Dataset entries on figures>
::::
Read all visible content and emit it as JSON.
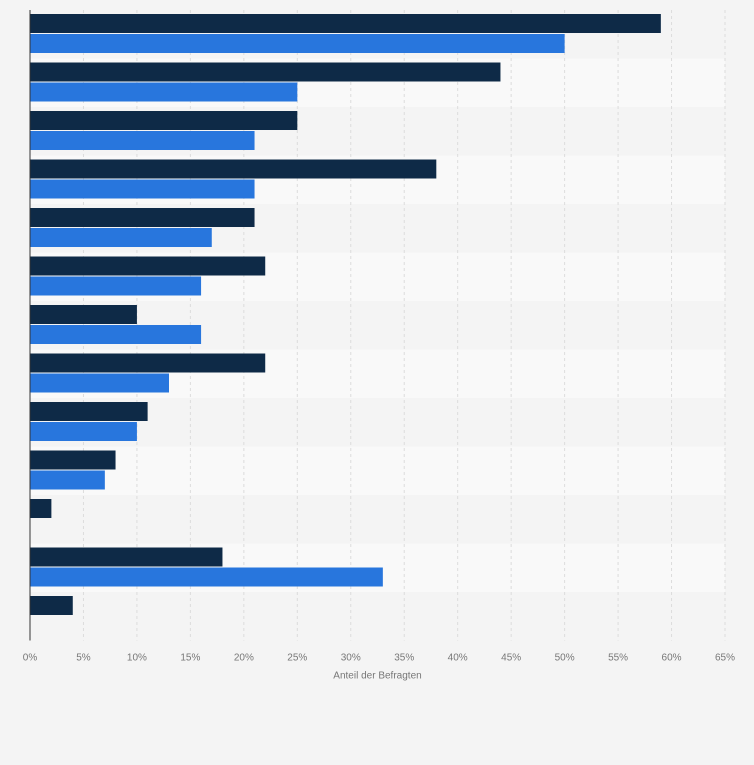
{
  "colors": {
    "background": "#f4f4f4",
    "band_alt": "#f9f9f9",
    "series_1": "#0e2a47",
    "series_2": "#2876dd",
    "grid": "#dcdcdc",
    "tick_text": "#777777"
  },
  "chart_data": {
    "type": "bar",
    "orientation": "horizontal",
    "categories": [
      "",
      "",
      "",
      "",
      "",
      "",
      "",
      "",
      "",
      "",
      "",
      "",
      ""
    ],
    "series": [
      {
        "values": [
          59,
          44,
          25,
          38,
          21,
          22,
          10,
          22,
          11,
          8,
          2,
          18,
          4
        ]
      },
      {
        "values": [
          50,
          25,
          21,
          21,
          17,
          16,
          16,
          13,
          10,
          7,
          null,
          33,
          null
        ]
      }
    ],
    "xlabel": "Anteil der Befragten",
    "ylabel": "",
    "xlim": [
      0,
      65
    ],
    "xticks": [
      0,
      5,
      10,
      15,
      20,
      25,
      30,
      35,
      40,
      45,
      50,
      55,
      60,
      65
    ],
    "xtick_labels": [
      "0%",
      "5%",
      "10%",
      "15%",
      "20%",
      "25%",
      "30%",
      "35%",
      "40%",
      "45%",
      "50%",
      "55%",
      "60%",
      "65%"
    ],
    "grid": true,
    "legend": "none"
  }
}
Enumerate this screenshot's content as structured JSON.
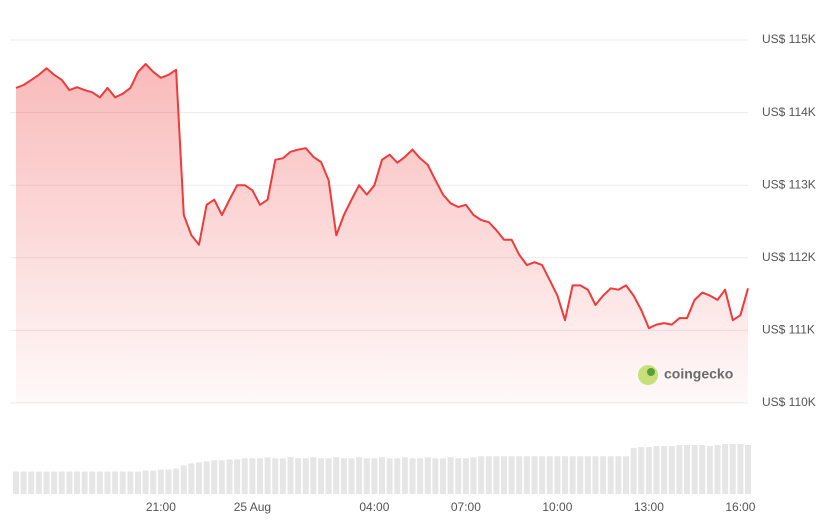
{
  "chart_data": {
    "type": "area",
    "series": [
      {
        "name": "Price",
        "color": "#ef3b3b",
        "values": [
          114340,
          114380,
          114450,
          114520,
          114610,
          114520,
          114450,
          114310,
          114350,
          114310,
          114280,
          114210,
          114340,
          114210,
          114260,
          114340,
          114560,
          114670,
          114560,
          114480,
          114520,
          114590,
          112590,
          112310,
          112180,
          112730,
          112800,
          112590,
          112800,
          113000,
          113000,
          112930,
          112730,
          112800,
          113350,
          113370,
          113460,
          113490,
          113510,
          113390,
          113320,
          113070,
          112310,
          112590,
          112800,
          113000,
          112870,
          113000,
          113350,
          113420,
          113310,
          113390,
          113490,
          113370,
          113280,
          113070,
          112870,
          112750,
          112700,
          112730,
          112590,
          112520,
          112490,
          112380,
          112250,
          112250,
          112040,
          111900,
          111940,
          111900,
          111690,
          111480,
          111140,
          111620,
          111620,
          111560,
          111350,
          111480,
          111580,
          111560,
          111620,
          111480,
          111280,
          111030,
          111080,
          111100,
          111080,
          111170,
          111170,
          111420,
          111520,
          111480,
          111420,
          111560,
          111140,
          111210,
          111580
        ]
      }
    ],
    "volume": {
      "color": "#e6e6e6",
      "values": [
        22,
        22,
        22,
        22,
        22,
        22,
        22,
        22,
        22,
        22,
        22,
        22,
        22,
        22,
        22,
        22,
        22,
        23,
        23,
        24,
        24,
        25,
        28,
        30,
        31,
        32,
        33,
        33,
        34,
        34,
        35,
        35,
        35,
        36,
        35,
        35,
        36,
        35,
        35,
        36,
        35,
        35,
        36,
        35,
        35,
        36,
        35,
        35,
        36,
        35,
        35,
        36,
        35,
        35,
        36,
        35,
        35,
        36,
        35,
        35,
        36,
        37,
        37,
        37,
        37,
        37,
        37,
        37,
        37,
        37,
        37,
        37,
        37,
        37,
        37,
        37,
        37,
        37,
        37,
        37,
        37,
        45,
        46,
        46,
        47,
        47,
        47,
        48,
        48,
        48,
        48,
        47,
        48,
        49,
        49,
        49,
        48
      ]
    },
    "categories": [
      null,
      null,
      null,
      null,
      null,
      null,
      null,
      null,
      null,
      null,
      null,
      null,
      null,
      null,
      null,
      null,
      null,
      null,
      null,
      "21:00",
      null,
      null,
      null,
      null,
      null,
      null,
      null,
      null,
      null,
      null,
      null,
      "25 Aug",
      null,
      null,
      null,
      null,
      null,
      null,
      null,
      null,
      null,
      null,
      null,
      null,
      null,
      null,
      null,
      "04:00",
      null,
      null,
      null,
      null,
      null,
      null,
      null,
      null,
      null,
      null,
      null,
      "07:00",
      null,
      null,
      null,
      null,
      null,
      null,
      null,
      null,
      null,
      null,
      null,
      "10:00",
      null,
      null,
      null,
      null,
      null,
      null,
      null,
      null,
      null,
      null,
      null,
      "13:00",
      null,
      null,
      null,
      null,
      null,
      null,
      null,
      null,
      null,
      null,
      null,
      "16:00",
      null
    ],
    "ylim": [
      110000,
      115000
    ],
    "yticks": [
      {
        "value": 110000,
        "label": "US$ 110K"
      },
      {
        "value": 111000,
        "label": "US$ 111K"
      },
      {
        "value": 112000,
        "label": "US$ 112K"
      },
      {
        "value": 113000,
        "label": "US$ 113K"
      },
      {
        "value": 114000,
        "label": "US$ 114K"
      },
      {
        "value": 115000,
        "label": "US$ 115K"
      }
    ],
    "grid": true,
    "watermark": "coingecko"
  }
}
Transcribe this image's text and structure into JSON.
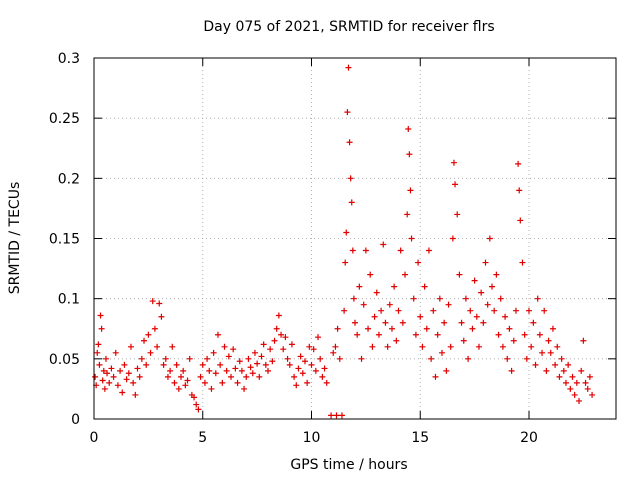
{
  "chart_data": {
    "type": "scatter",
    "title": "Day 075 of 2021, SRMTID for receiver flrs",
    "xlabel": "GPS time / hours",
    "ylabel": "SRMTID / TECUs",
    "xlim": [
      0,
      24
    ],
    "ylim": [
      0,
      0.3
    ],
    "x_ticks": [
      0,
      5,
      10,
      15,
      20
    ],
    "y_ticks": [
      0,
      0.05,
      0.1,
      0.15,
      0.2,
      0.25,
      0.3
    ],
    "grid": true,
    "marker": "+",
    "color": "#e00000",
    "series": [
      {
        "name": "",
        "points": [
          [
            0.05,
            0.035
          ],
          [
            0.1,
            0.028
          ],
          [
            0.15,
            0.055
          ],
          [
            0.2,
            0.062
          ],
          [
            0.25,
            0.045
          ],
          [
            0.3,
            0.086
          ],
          [
            0.35,
            0.075
          ],
          [
            0.4,
            0.032
          ],
          [
            0.45,
            0.04
          ],
          [
            0.5,
            0.025
          ],
          [
            0.55,
            0.05
          ],
          [
            0.6,
            0.038
          ],
          [
            0.7,
            0.03
          ],
          [
            0.8,
            0.042
          ],
          [
            0.9,
            0.035
          ],
          [
            1.0,
            0.055
          ],
          [
            1.1,
            0.028
          ],
          [
            1.2,
            0.04
          ],
          [
            1.3,
            0.022
          ],
          [
            1.4,
            0.045
          ],
          [
            1.5,
            0.033
          ],
          [
            1.6,
            0.038
          ],
          [
            1.7,
            0.06
          ],
          [
            1.8,
            0.03
          ],
          [
            1.9,
            0.02
          ],
          [
            2.0,
            0.042
          ],
          [
            2.1,
            0.035
          ],
          [
            2.2,
            0.05
          ],
          [
            2.3,
            0.065
          ],
          [
            2.4,
            0.045
          ],
          [
            2.5,
            0.07
          ],
          [
            2.6,
            0.055
          ],
          [
            2.7,
            0.098
          ],
          [
            2.8,
            0.075
          ],
          [
            2.9,
            0.06
          ],
          [
            3.0,
            0.096
          ],
          [
            3.1,
            0.085
          ],
          [
            3.2,
            0.045
          ],
          [
            3.3,
            0.05
          ],
          [
            3.4,
            0.035
          ],
          [
            3.5,
            0.04
          ],
          [
            3.6,
            0.06
          ],
          [
            3.7,
            0.03
          ],
          [
            3.8,
            0.045
          ],
          [
            3.9,
            0.025
          ],
          [
            4.0,
            0.035
          ],
          [
            4.1,
            0.04
          ],
          [
            4.2,
            0.028
          ],
          [
            4.3,
            0.032
          ],
          [
            4.4,
            0.05
          ],
          [
            4.5,
            0.02
          ],
          [
            4.6,
            0.018
          ],
          [
            4.7,
            0.012
          ],
          [
            4.8,
            0.008
          ],
          [
            4.9,
            0.035
          ],
          [
            5.0,
            0.045
          ],
          [
            5.1,
            0.03
          ],
          [
            5.2,
            0.05
          ],
          [
            5.3,
            0.04
          ],
          [
            5.4,
            0.025
          ],
          [
            5.5,
            0.055
          ],
          [
            5.6,
            0.038
          ],
          [
            5.7,
            0.07
          ],
          [
            5.8,
            0.045
          ],
          [
            5.9,
            0.03
          ],
          [
            6.0,
            0.06
          ],
          [
            6.1,
            0.04
          ],
          [
            6.2,
            0.052
          ],
          [
            6.3,
            0.035
          ],
          [
            6.4,
            0.058
          ],
          [
            6.5,
            0.042
          ],
          [
            6.6,
            0.03
          ],
          [
            6.7,
            0.048
          ],
          [
            6.8,
            0.04
          ],
          [
            6.9,
            0.025
          ],
          [
            7.0,
            0.035
          ],
          [
            7.1,
            0.05
          ],
          [
            7.2,
            0.043
          ],
          [
            7.3,
            0.038
          ],
          [
            7.4,
            0.055
          ],
          [
            7.5,
            0.046
          ],
          [
            7.6,
            0.035
          ],
          [
            7.7,
            0.052
          ],
          [
            7.8,
            0.062
          ],
          [
            7.9,
            0.045
          ],
          [
            8.0,
            0.04
          ],
          [
            8.1,
            0.058
          ],
          [
            8.2,
            0.048
          ],
          [
            8.3,
            0.065
          ],
          [
            8.4,
            0.075
          ],
          [
            8.5,
            0.086
          ],
          [
            8.6,
            0.07
          ],
          [
            8.7,
            0.058
          ],
          [
            8.8,
            0.068
          ],
          [
            8.9,
            0.05
          ],
          [
            9.0,
            0.045
          ],
          [
            9.1,
            0.062
          ],
          [
            9.2,
            0.035
          ],
          [
            9.3,
            0.028
          ],
          [
            9.4,
            0.042
          ],
          [
            9.5,
            0.052
          ],
          [
            9.6,
            0.038
          ],
          [
            9.7,
            0.048
          ],
          [
            9.8,
            0.03
          ],
          [
            9.9,
            0.06
          ],
          [
            10.0,
            0.045
          ],
          [
            10.1,
            0.058
          ],
          [
            10.2,
            0.04
          ],
          [
            10.3,
            0.068
          ],
          [
            10.4,
            0.05
          ],
          [
            10.5,
            0.035
          ],
          [
            10.6,
            0.042
          ],
          [
            10.7,
            0.03
          ],
          [
            10.9,
            0.003
          ],
          [
            11.0,
            0.055
          ],
          [
            11.1,
            0.06
          ],
          [
            11.15,
            0.003
          ],
          [
            11.2,
            0.075
          ],
          [
            11.3,
            0.05
          ],
          [
            11.4,
            0.003
          ],
          [
            11.5,
            0.09
          ],
          [
            11.55,
            0.13
          ],
          [
            11.6,
            0.155
          ],
          [
            11.65,
            0.255
          ],
          [
            11.7,
            0.292
          ],
          [
            11.75,
            0.23
          ],
          [
            11.8,
            0.2
          ],
          [
            11.85,
            0.18
          ],
          [
            11.9,
            0.14
          ],
          [
            11.95,
            0.1
          ],
          [
            12.0,
            0.08
          ],
          [
            12.1,
            0.07
          ],
          [
            12.2,
            0.11
          ],
          [
            12.3,
            0.05
          ],
          [
            12.4,
            0.095
          ],
          [
            12.5,
            0.14
          ],
          [
            12.6,
            0.075
          ],
          [
            12.7,
            0.12
          ],
          [
            12.8,
            0.06
          ],
          [
            12.9,
            0.085
          ],
          [
            13.0,
            0.105
          ],
          [
            13.1,
            0.07
          ],
          [
            13.2,
            0.09
          ],
          [
            13.3,
            0.145
          ],
          [
            13.4,
            0.08
          ],
          [
            13.5,
            0.06
          ],
          [
            13.6,
            0.095
          ],
          [
            13.7,
            0.075
          ],
          [
            13.8,
            0.11
          ],
          [
            13.9,
            0.065
          ],
          [
            14.0,
            0.09
          ],
          [
            14.1,
            0.14
          ],
          [
            14.2,
            0.08
          ],
          [
            14.3,
            0.12
          ],
          [
            14.4,
            0.17
          ],
          [
            14.45,
            0.241
          ],
          [
            14.5,
            0.22
          ],
          [
            14.55,
            0.19
          ],
          [
            14.6,
            0.15
          ],
          [
            14.7,
            0.1
          ],
          [
            14.8,
            0.07
          ],
          [
            14.9,
            0.13
          ],
          [
            15.0,
            0.085
          ],
          [
            15.1,
            0.06
          ],
          [
            15.2,
            0.11
          ],
          [
            15.3,
            0.075
          ],
          [
            15.4,
            0.14
          ],
          [
            15.5,
            0.05
          ],
          [
            15.6,
            0.09
          ],
          [
            15.7,
            0.035
          ],
          [
            15.8,
            0.07
          ],
          [
            15.9,
            0.1
          ],
          [
            16.0,
            0.055
          ],
          [
            16.1,
            0.08
          ],
          [
            16.2,
            0.04
          ],
          [
            16.3,
            0.095
          ],
          [
            16.4,
            0.06
          ],
          [
            16.5,
            0.15
          ],
          [
            16.55,
            0.213
          ],
          [
            16.6,
            0.195
          ],
          [
            16.7,
            0.17
          ],
          [
            16.8,
            0.12
          ],
          [
            16.9,
            0.08
          ],
          [
            17.0,
            0.065
          ],
          [
            17.1,
            0.1
          ],
          [
            17.2,
            0.05
          ],
          [
            17.3,
            0.09
          ],
          [
            17.4,
            0.075
          ],
          [
            17.5,
            0.115
          ],
          [
            17.6,
            0.085
          ],
          [
            17.7,
            0.06
          ],
          [
            17.8,
            0.105
          ],
          [
            17.9,
            0.08
          ],
          [
            18.0,
            0.13
          ],
          [
            18.1,
            0.095
          ],
          [
            18.2,
            0.15
          ],
          [
            18.3,
            0.11
          ],
          [
            18.4,
            0.09
          ],
          [
            18.5,
            0.12
          ],
          [
            18.6,
            0.07
          ],
          [
            18.7,
            0.1
          ],
          [
            18.8,
            0.06
          ],
          [
            18.9,
            0.085
          ],
          [
            19.0,
            0.05
          ],
          [
            19.1,
            0.075
          ],
          [
            19.2,
            0.04
          ],
          [
            19.3,
            0.065
          ],
          [
            19.4,
            0.09
          ],
          [
            19.5,
            0.212
          ],
          [
            19.55,
            0.19
          ],
          [
            19.6,
            0.165
          ],
          [
            19.7,
            0.13
          ],
          [
            19.8,
            0.07
          ],
          [
            19.9,
            0.05
          ],
          [
            20.0,
            0.09
          ],
          [
            20.1,
            0.06
          ],
          [
            20.2,
            0.08
          ],
          [
            20.3,
            0.045
          ],
          [
            20.4,
            0.1
          ],
          [
            20.5,
            0.07
          ],
          [
            20.6,
            0.055
          ],
          [
            20.7,
            0.09
          ],
          [
            20.8,
            0.04
          ],
          [
            20.9,
            0.065
          ],
          [
            21.0,
            0.055
          ],
          [
            21.1,
            0.075
          ],
          [
            21.2,
            0.045
          ],
          [
            21.3,
            0.06
          ],
          [
            21.4,
            0.035
          ],
          [
            21.5,
            0.05
          ],
          [
            21.6,
            0.04
          ],
          [
            21.7,
            0.03
          ],
          [
            21.8,
            0.045
          ],
          [
            21.9,
            0.025
          ],
          [
            22.0,
            0.035
          ],
          [
            22.1,
            0.02
          ],
          [
            22.2,
            0.03
          ],
          [
            22.3,
            0.015
          ],
          [
            22.4,
            0.04
          ],
          [
            22.5,
            0.065
          ],
          [
            22.6,
            0.03
          ],
          [
            22.7,
            0.025
          ],
          [
            22.8,
            0.035
          ],
          [
            22.9,
            0.02
          ]
        ]
      }
    ]
  }
}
::::
WRITTEN PROBLEM>
Count every line in the data that contains the word "SRMTID", then give that count and nothing else.

RESPONSE FOR THIS EXERCISE>
2